» AIM: Copy word for word the lines in the records below that begin with the line containing "pointer-icon[interactable]: ▭ (183, 45, 201, 63)" and end with the line containing "layer-label: layer 3 (70, 638, 105, 650)", including both of those lines.

» TASK DATA:
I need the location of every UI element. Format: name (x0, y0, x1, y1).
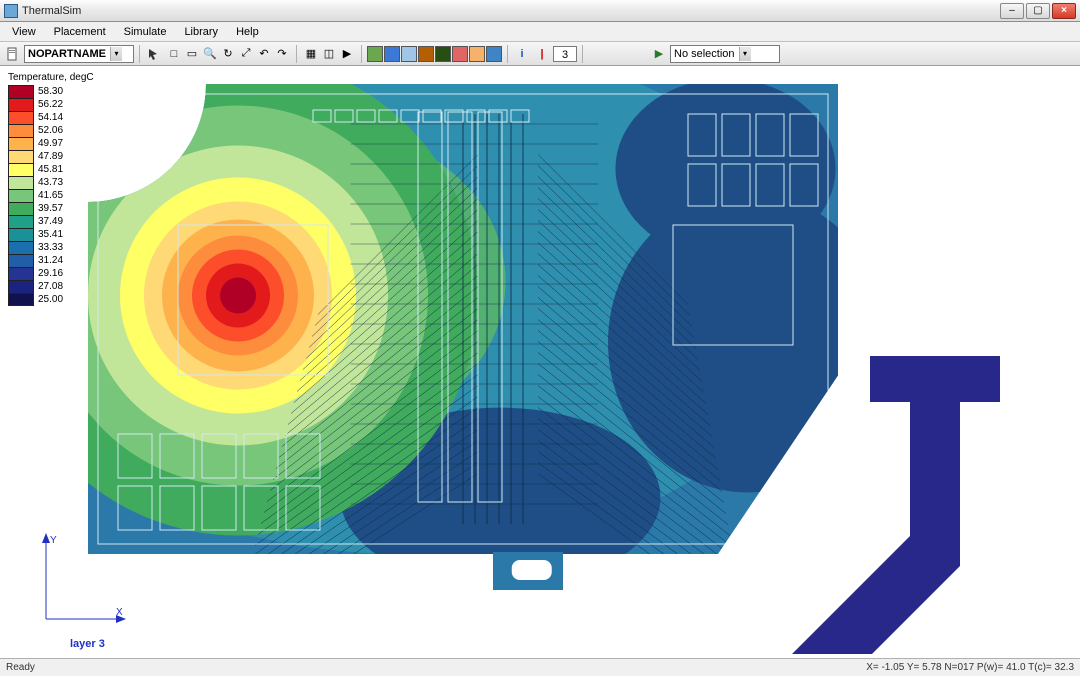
pointer-icon[interactable]: ▭ (183, 45, 201, 63)
palette-swatch-0[interactable] (367, 46, 383, 62)
status-left: Ready (6, 662, 35, 673)
selection-value: No selection (674, 48, 735, 60)
rotate-icon[interactable]: ↻ (219, 45, 237, 63)
layer-label: layer 3 (70, 638, 105, 650)
new-icon[interactable]: □ (165, 45, 183, 63)
palette-swatch-1[interactable] (384, 46, 400, 62)
axes-indicator: Y X (36, 533, 126, 632)
x-axis-label: X (116, 607, 123, 618)
palette-swatch-7[interactable] (486, 46, 502, 62)
zoom-icon[interactable]: 🔍 (201, 45, 219, 63)
part-name-value: NOPARTNAME (28, 48, 106, 60)
toolbar-separator (507, 45, 508, 63)
pointer-tool-icon[interactable] (145, 45, 163, 63)
menu-help[interactable]: Help (228, 24, 267, 40)
play-icon[interactable]: ▶ (338, 45, 356, 63)
marker-icon[interactable]: | (533, 45, 551, 63)
toolbar-separator (296, 45, 297, 63)
app-title: ThermalSim (22, 5, 1000, 17)
chevron-down-icon: ▾ (110, 47, 122, 61)
toolbar-separator (582, 45, 583, 63)
toolbar: NOPARTNAME ▾ □▭🔍↻⤢↶↷ ▦◫▶ i | 3 ▶ No sele… (0, 42, 1080, 66)
y-axis-label: Y (50, 535, 57, 546)
menubar: View Placement Simulate Library Help (0, 22, 1080, 42)
minimize-button[interactable]: – (1000, 3, 1024, 19)
palette-swatch-2[interactable] (401, 46, 417, 62)
toolbar-separator (361, 45, 362, 63)
selection-combo[interactable]: No selection ▾ (670, 45, 780, 63)
undo-icon[interactable]: ↶ (255, 45, 273, 63)
zoom-fit-icon[interactable]: ⤢ (237, 45, 255, 63)
doc-icon[interactable] (4, 45, 22, 63)
layer-number-field[interactable]: 3 (553, 46, 577, 62)
palette-swatch-5[interactable] (452, 46, 468, 62)
titlebar: ThermalSim – ▢ × (0, 0, 1080, 22)
menu-view[interactable]: View (4, 24, 44, 40)
toolbar-separator (139, 45, 140, 63)
viewport[interactable]: Temperature, degC 58.3056.2254.1452.0649… (0, 66, 1080, 658)
part-name-combo[interactable]: NOPARTNAME ▾ (24, 45, 134, 63)
info-icon[interactable]: i (513, 45, 531, 63)
thermal-map (0, 66, 1080, 654)
statusbar: Ready X= -1.05 Y= 5.78 N=017 P(w)= 41.0 … (0, 658, 1080, 676)
maximize-button[interactable]: ▢ (1026, 3, 1050, 19)
chevron-down-icon: ▾ (739, 47, 751, 61)
window-buttons: – ▢ × (1000, 3, 1076, 19)
palette-swatch-3[interactable] (418, 46, 434, 62)
play-toolbar-icon[interactable]: ▶ (650, 45, 668, 63)
menu-placement[interactable]: Placement (46, 24, 114, 40)
chart-icon[interactable]: ◫ (320, 45, 338, 63)
close-button[interactable]: × (1052, 3, 1076, 19)
palette-swatch-4[interactable] (435, 46, 451, 62)
grid-icon[interactable]: ▦ (302, 45, 320, 63)
app-icon (4, 4, 18, 18)
menu-simulate[interactable]: Simulate (116, 24, 175, 40)
menu-library[interactable]: Library (176, 24, 226, 40)
redo-icon[interactable]: ↷ (273, 45, 291, 63)
palette-swatch-6[interactable] (469, 46, 485, 62)
status-right: X= -1.05 Y= 5.78 N=017 P(w)= 41.0 T(c)= … (866, 662, 1074, 673)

» RESPONSE FOR THIS EXERCISE:
pointer-icon[interactable]: ▭ (183, 45, 201, 63)
palette-swatch-0[interactable] (367, 46, 383, 62)
status-left: Ready (6, 662, 35, 673)
selection-value: No selection (674, 48, 735, 60)
rotate-icon[interactable]: ↻ (219, 45, 237, 63)
layer-label: layer 3 (70, 638, 105, 650)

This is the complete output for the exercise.